* _WHAT YOU NEED TO DO_: Reproduce all of the data word for word.
— BEGIN SUPPLIED INFORMATION —
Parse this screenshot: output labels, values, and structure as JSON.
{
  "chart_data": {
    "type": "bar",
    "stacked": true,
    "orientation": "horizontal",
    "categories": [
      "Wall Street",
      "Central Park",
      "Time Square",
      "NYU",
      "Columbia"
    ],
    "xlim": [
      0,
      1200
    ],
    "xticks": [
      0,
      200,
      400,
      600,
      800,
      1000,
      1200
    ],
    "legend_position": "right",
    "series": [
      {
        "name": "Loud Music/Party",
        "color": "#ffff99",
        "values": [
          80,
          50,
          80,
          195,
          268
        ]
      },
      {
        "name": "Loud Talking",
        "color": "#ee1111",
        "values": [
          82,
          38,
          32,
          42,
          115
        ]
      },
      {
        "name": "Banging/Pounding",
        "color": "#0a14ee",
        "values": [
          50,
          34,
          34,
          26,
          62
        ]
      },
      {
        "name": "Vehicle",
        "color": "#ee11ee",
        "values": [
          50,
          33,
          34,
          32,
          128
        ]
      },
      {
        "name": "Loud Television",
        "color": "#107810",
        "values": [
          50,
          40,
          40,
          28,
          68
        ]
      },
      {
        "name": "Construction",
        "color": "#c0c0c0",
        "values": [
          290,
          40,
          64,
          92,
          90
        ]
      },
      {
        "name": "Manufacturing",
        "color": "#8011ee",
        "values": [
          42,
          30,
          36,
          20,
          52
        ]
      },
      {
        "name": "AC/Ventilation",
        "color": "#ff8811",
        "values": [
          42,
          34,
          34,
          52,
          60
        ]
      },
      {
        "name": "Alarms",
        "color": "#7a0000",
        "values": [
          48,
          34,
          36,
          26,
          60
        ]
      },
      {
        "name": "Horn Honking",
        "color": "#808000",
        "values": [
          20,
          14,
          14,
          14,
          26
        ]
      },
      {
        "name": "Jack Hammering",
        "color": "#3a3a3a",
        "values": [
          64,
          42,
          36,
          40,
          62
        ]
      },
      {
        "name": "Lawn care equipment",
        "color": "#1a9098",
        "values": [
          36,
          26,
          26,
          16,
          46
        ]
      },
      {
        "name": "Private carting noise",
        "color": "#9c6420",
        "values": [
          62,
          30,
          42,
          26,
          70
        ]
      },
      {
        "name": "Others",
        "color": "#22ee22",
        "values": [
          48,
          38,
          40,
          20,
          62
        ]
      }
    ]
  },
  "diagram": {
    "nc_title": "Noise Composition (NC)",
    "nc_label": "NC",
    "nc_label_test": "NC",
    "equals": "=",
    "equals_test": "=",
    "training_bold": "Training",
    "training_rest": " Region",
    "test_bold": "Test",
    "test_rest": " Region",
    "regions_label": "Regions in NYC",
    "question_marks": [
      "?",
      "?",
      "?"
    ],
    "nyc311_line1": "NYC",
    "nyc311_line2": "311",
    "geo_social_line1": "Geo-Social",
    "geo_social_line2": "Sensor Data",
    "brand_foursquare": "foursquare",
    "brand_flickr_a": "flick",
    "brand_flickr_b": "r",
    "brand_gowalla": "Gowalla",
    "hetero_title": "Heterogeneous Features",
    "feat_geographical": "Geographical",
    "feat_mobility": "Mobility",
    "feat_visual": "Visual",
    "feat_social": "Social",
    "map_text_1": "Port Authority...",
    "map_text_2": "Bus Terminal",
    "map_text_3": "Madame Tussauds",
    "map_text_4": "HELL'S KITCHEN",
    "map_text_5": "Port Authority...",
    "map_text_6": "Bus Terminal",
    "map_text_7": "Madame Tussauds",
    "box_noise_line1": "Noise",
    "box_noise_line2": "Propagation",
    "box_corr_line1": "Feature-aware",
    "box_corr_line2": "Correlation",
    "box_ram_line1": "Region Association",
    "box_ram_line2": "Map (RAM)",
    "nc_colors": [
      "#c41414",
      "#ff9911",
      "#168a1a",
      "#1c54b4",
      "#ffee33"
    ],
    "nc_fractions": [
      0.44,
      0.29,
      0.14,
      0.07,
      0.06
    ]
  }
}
— END SUPPLIED INFORMATION —
* _ANSWER FOR THE TASK_:
Parse this screenshot: output labels, values, and structure as JSON.
{
  "chart_data": {
    "type": "bar",
    "stacked": true,
    "orientation": "horizontal",
    "categories": [
      "Wall Street",
      "Central Park",
      "Time Square",
      "NYU",
      "Columbia"
    ],
    "xlim": [
      0,
      1200
    ],
    "xticks": [
      0,
      200,
      400,
      600,
      800,
      1000,
      1200
    ],
    "legend_position": "right",
    "series": [
      {
        "name": "Loud Music/Party",
        "color": "#ffff99",
        "values": [
          80,
          50,
          80,
          195,
          268
        ]
      },
      {
        "name": "Loud Talking",
        "color": "#ee1111",
        "values": [
          82,
          38,
          32,
          42,
          115
        ]
      },
      {
        "name": "Banging/Pounding",
        "color": "#0a14ee",
        "values": [
          50,
          34,
          34,
          26,
          62
        ]
      },
      {
        "name": "Vehicle",
        "color": "#ee11ee",
        "values": [
          50,
          33,
          34,
          32,
          128
        ]
      },
      {
        "name": "Loud Television",
        "color": "#107810",
        "values": [
          50,
          40,
          40,
          28,
          68
        ]
      },
      {
        "name": "Construction",
        "color": "#c0c0c0",
        "values": [
          290,
          40,
          64,
          92,
          90
        ]
      },
      {
        "name": "Manufacturing",
        "color": "#8011ee",
        "values": [
          42,
          30,
          36,
          20,
          52
        ]
      },
      {
        "name": "AC/Ventilation",
        "color": "#ff8811",
        "values": [
          42,
          34,
          34,
          52,
          60
        ]
      },
      {
        "name": "Alarms",
        "color": "#7a0000",
        "values": [
          48,
          34,
          36,
          26,
          60
        ]
      },
      {
        "name": "Horn Honking",
        "color": "#808000",
        "values": [
          20,
          14,
          14,
          14,
          26
        ]
      },
      {
        "name": "Jack Hammering",
        "color": "#3a3a3a",
        "values": [
          64,
          42,
          36,
          40,
          62
        ]
      },
      {
        "name": "Lawn care equipment",
        "color": "#1a9098",
        "values": [
          36,
          26,
          26,
          16,
          46
        ]
      },
      {
        "name": "Private carting noise",
        "color": "#9c6420",
        "values": [
          62,
          30,
          42,
          26,
          70
        ]
      },
      {
        "name": "Others",
        "color": "#22ee22",
        "values": [
          48,
          38,
          40,
          20,
          62
        ]
      }
    ]
  },
  "diagram": {
    "nc_title": "Noise Composition (NC)",
    "nc_label": "NC",
    "nc_label_test": "NC",
    "equals": "=",
    "equals_test": "=",
    "training_bold": "Training",
    "training_rest": " Region",
    "test_bold": "Test",
    "test_rest": " Region",
    "regions_label": "Regions in NYC",
    "question_marks": [
      "?",
      "?",
      "?"
    ],
    "nyc311_line1": "NYC",
    "nyc311_line2": "311",
    "geo_social_line1": "Geo-Social",
    "geo_social_line2": "Sensor Data",
    "brand_foursquare": "foursquare",
    "brand_flickr_a": "flick",
    "brand_flickr_b": "r",
    "brand_gowalla": "Gowalla",
    "hetero_title": "Heterogeneous Features",
    "feat_geographical": "Geographical",
    "feat_mobility": "Mobility",
    "feat_visual": "Visual",
    "feat_social": "Social",
    "map_text_1": "Port Authority...",
    "map_text_2": "Bus Terminal",
    "map_text_3": "Madame Tussauds",
    "map_text_4": "HELL'S KITCHEN",
    "map_text_5": "Port Authority...",
    "map_text_6": "Bus Terminal",
    "map_text_7": "Madame Tussauds",
    "box_noise_line1": "Noise",
    "box_noise_line2": "Propagation",
    "box_corr_line1": "Feature-aware",
    "box_corr_line2": "Correlation",
    "box_ram_line1": "Region Association",
    "box_ram_line2": "Map (RAM)",
    "nc_colors": [
      "#c41414",
      "#ff9911",
      "#168a1a",
      "#1c54b4",
      "#ffee33"
    ],
    "nc_fractions": [
      0.44,
      0.29,
      0.14,
      0.07,
      0.06
    ]
  }
}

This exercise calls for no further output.